- [Exercise task]:
Write out the material exactly, leaving every picture behind.

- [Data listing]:
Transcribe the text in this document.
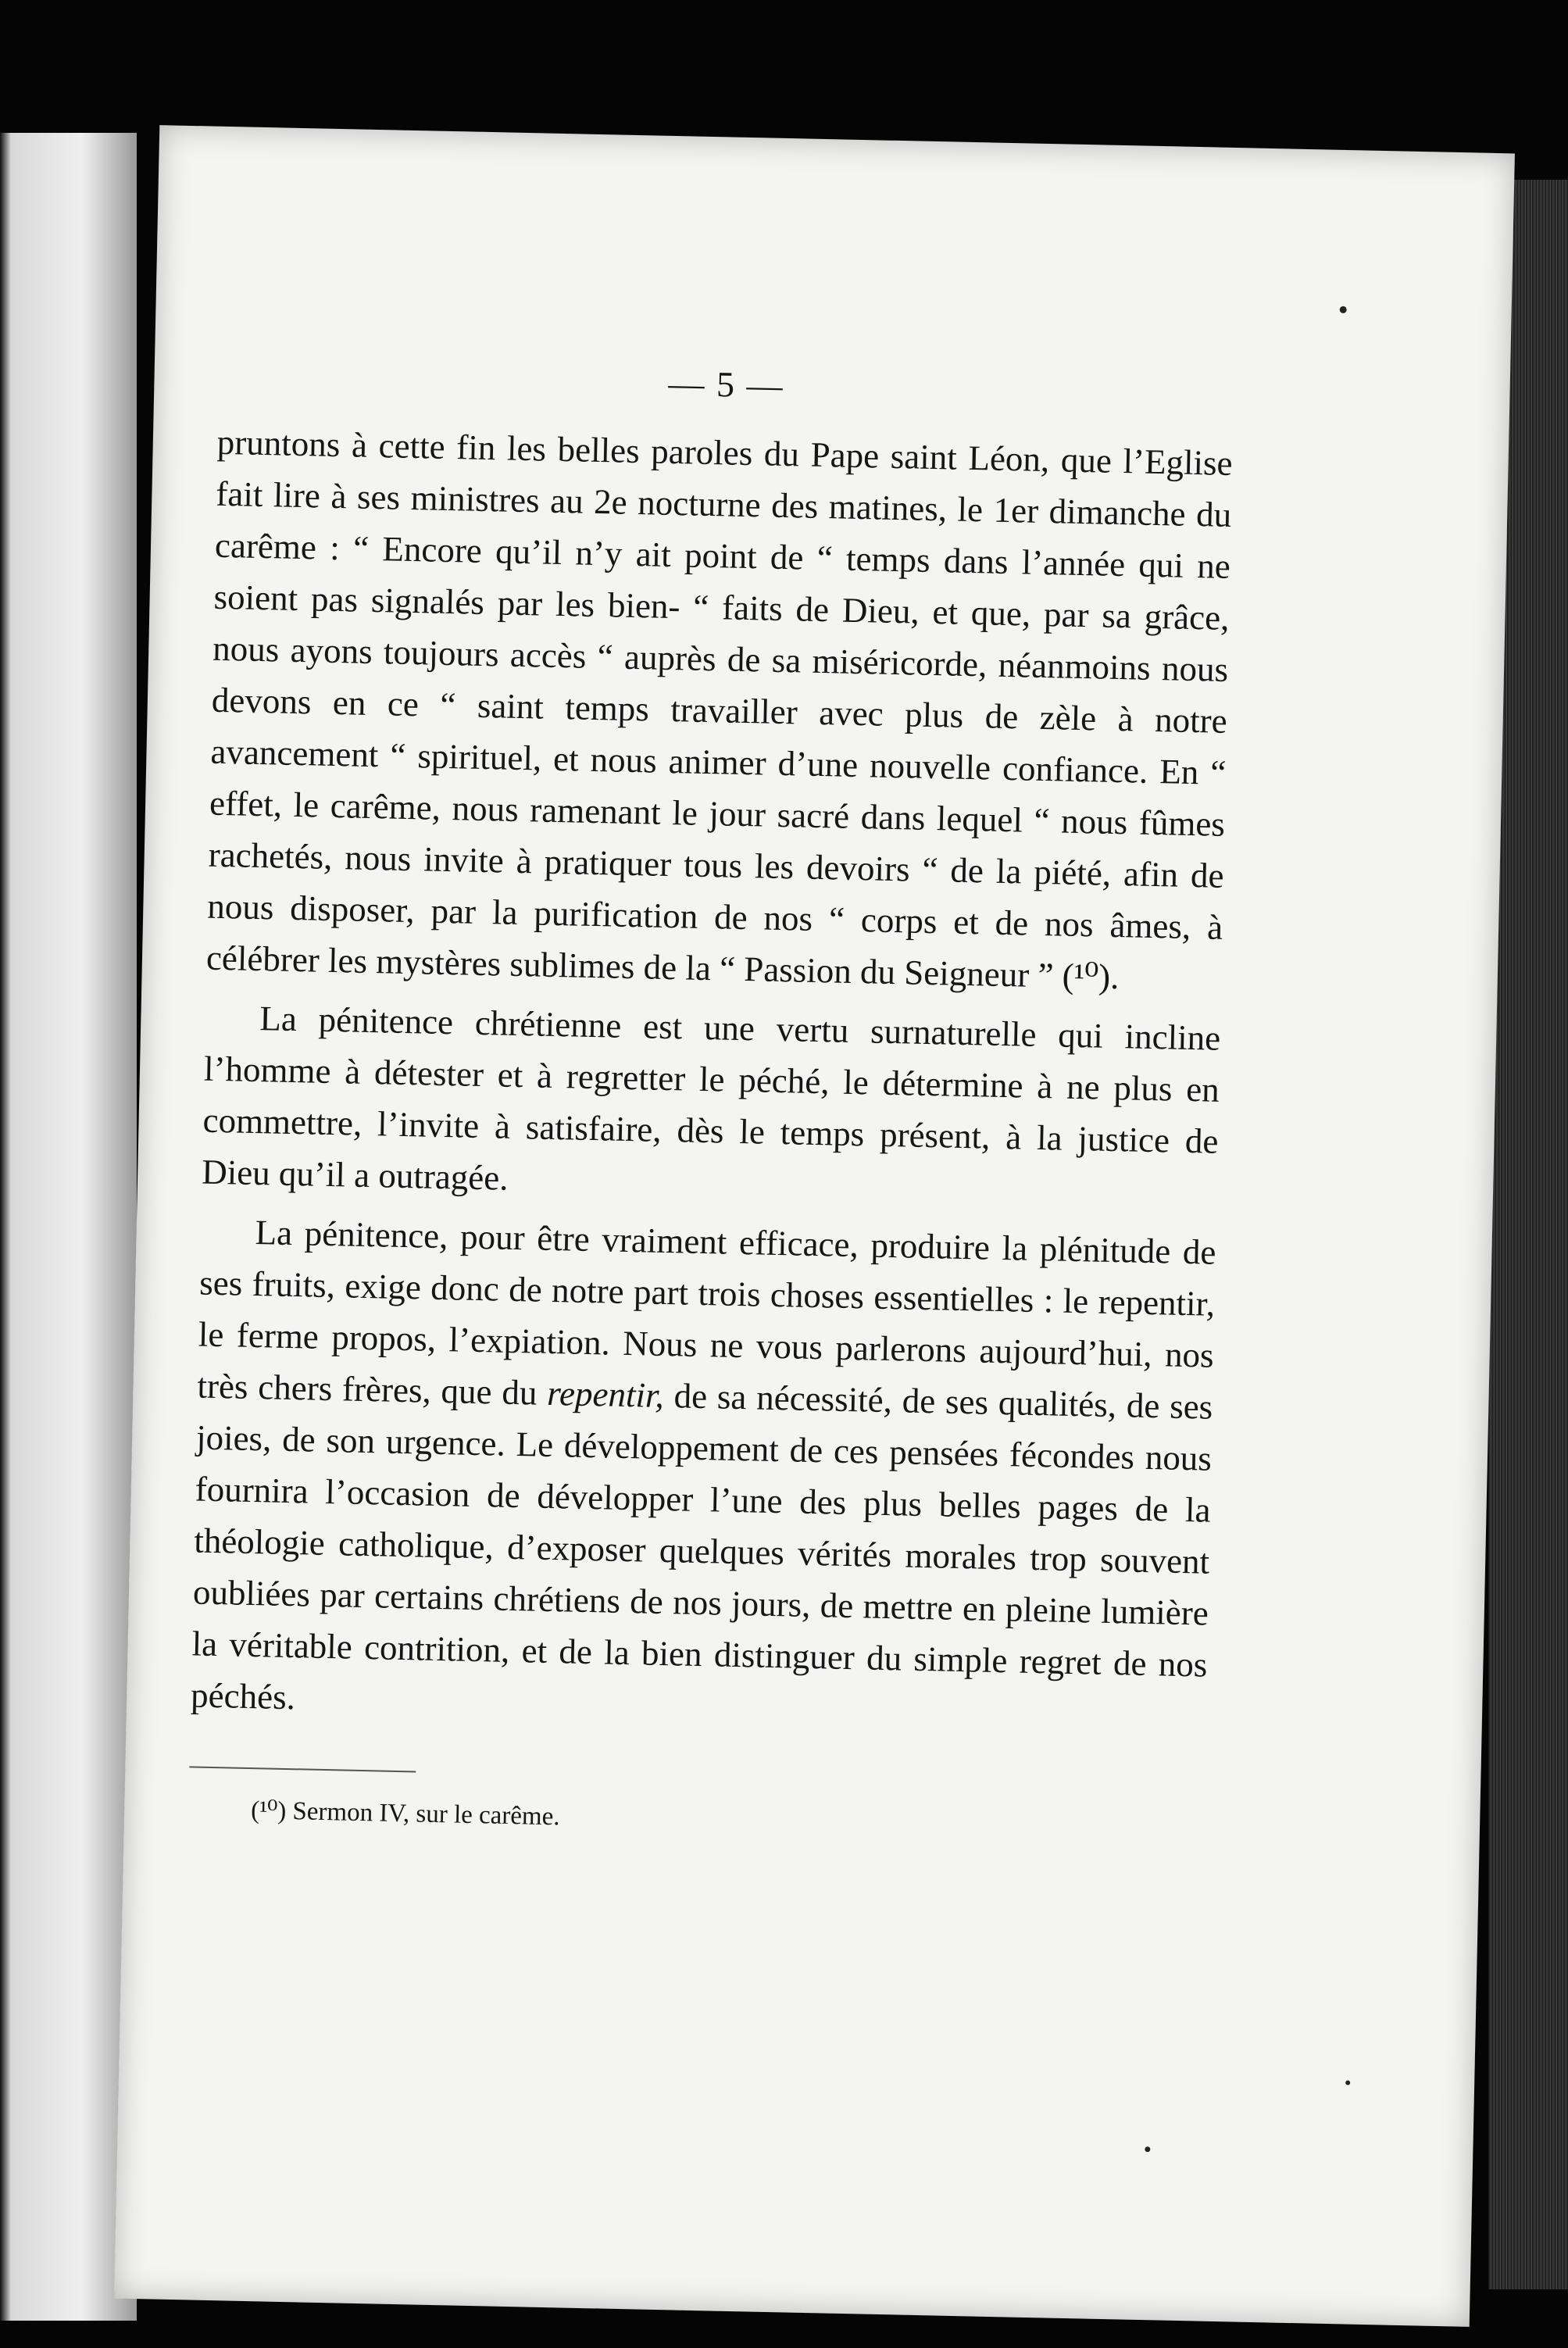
— 5 —

pruntons à cette fin les belles paroles du Pape saint Léon, que l’Eglise fait lire à ses ministres au 2e nocturne des matines, le 1er dimanche du carême : “ Encore qu’il n’y ait point de “ temps dans l’année qui ne soient pas signalés par les bien- “ faits de Dieu, et que, par sa grâce, nous ayons toujours accès “ auprès de sa miséricorde, néanmoins nous devons en ce “ saint temps travailler avec plus de zèle à notre avancement “ spirituel, et nous animer d’une nouvelle confiance. En “ effet, le carême, nous ramenant le jour sacré dans lequel “ nous fûmes rachetés, nous invite à pratiquer tous les devoirs “ de la piété, afin de nous disposer, par la purification de nos “ corps et de nos âmes, à célébrer les mystères sublimes de la “ Passion du Seigneur ” (¹⁰).

La pénitence chrétienne est une vertu surnaturelle qui incline l’homme à détester et à regretter le péché, le détermine à ne plus en commettre, l’invite à satisfaire, dès le temps présent, à la justice de Dieu qu’il a outragée.

La pénitence, pour être vraiment efficace, produire la plénitude de ses fruits, exige donc de notre part trois choses essentielles : le repentir, le ferme propos, l’expiation. Nous ne vous parlerons aujourd’hui, nos très chers frères, que du repentir, de sa nécessité, de ses qualités, de ses joies, de son urgence. Le développement de ces pensées fécondes nous fournira l’occasion de développer l’une des plus belles pages de la théologie catholique, d’exposer quelques vérités morales trop souvent oubliées par certains chrétiens de nos jours, de mettre en pleine lumière la véritable contrition, et de la bien distinguer du simple regret de nos péchés.

(¹⁰) Sermon IV, sur le carême.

- [Answer to this exercise]:
Transcribe the text in this document.
— 5 —

pruntons à cette fin les belles paroles du Pape saint Léon, que l’Eglise fait lire à ses ministres au 2e nocturne des matines, le 1er dimanche du carême : “ Encore qu’il n’y ait point de “ temps dans l’année qui ne soient pas signalés par les bien- “ faits de Dieu, et que, par sa grâce, nous ayons toujours accès “ auprès de sa miséricorde, néanmoins nous devons en ce “ saint temps travailler avec plus de zèle à notre avancement “ spirituel, et nous animer d’une nouvelle confiance. En “ effet, le carême, nous ramenant le jour sacré dans lequel “ nous fûmes rachetés, nous invite à pratiquer tous les devoirs “ de la piété, afin de nous disposer, par la purification de nos “ corps et de nos âmes, à célébrer les mystères sublimes de la “ Passion du Seigneur ” (¹⁰).

La pénitence chrétienne est une vertu surnaturelle qui incline l’homme à détester et à regretter le péché, le détermine à ne plus en commettre, l’invite à satisfaire, dès le temps présent, à la justice de Dieu qu’il a outragée.

La pénitence, pour être vraiment efficace, produire la plénitude de ses fruits, exige donc de notre part trois choses essentielles : le repentir, le ferme propos, l’expiation. Nous ne vous parlerons aujourd’hui, nos très chers frères, que du repentir, de sa nécessité, de ses qualités, de ses joies, de son urgence. Le développement de ces pensées fécondes nous fournira l’occasion de développer l’une des plus belles pages de la théologie catholique, d’exposer quelques vérités morales trop souvent oubliées par certains chrétiens de nos jours, de mettre en pleine lumière la véritable contrition, et de la bien distinguer du simple regret de nos péchés.

(¹⁰) Sermon IV, sur le carême.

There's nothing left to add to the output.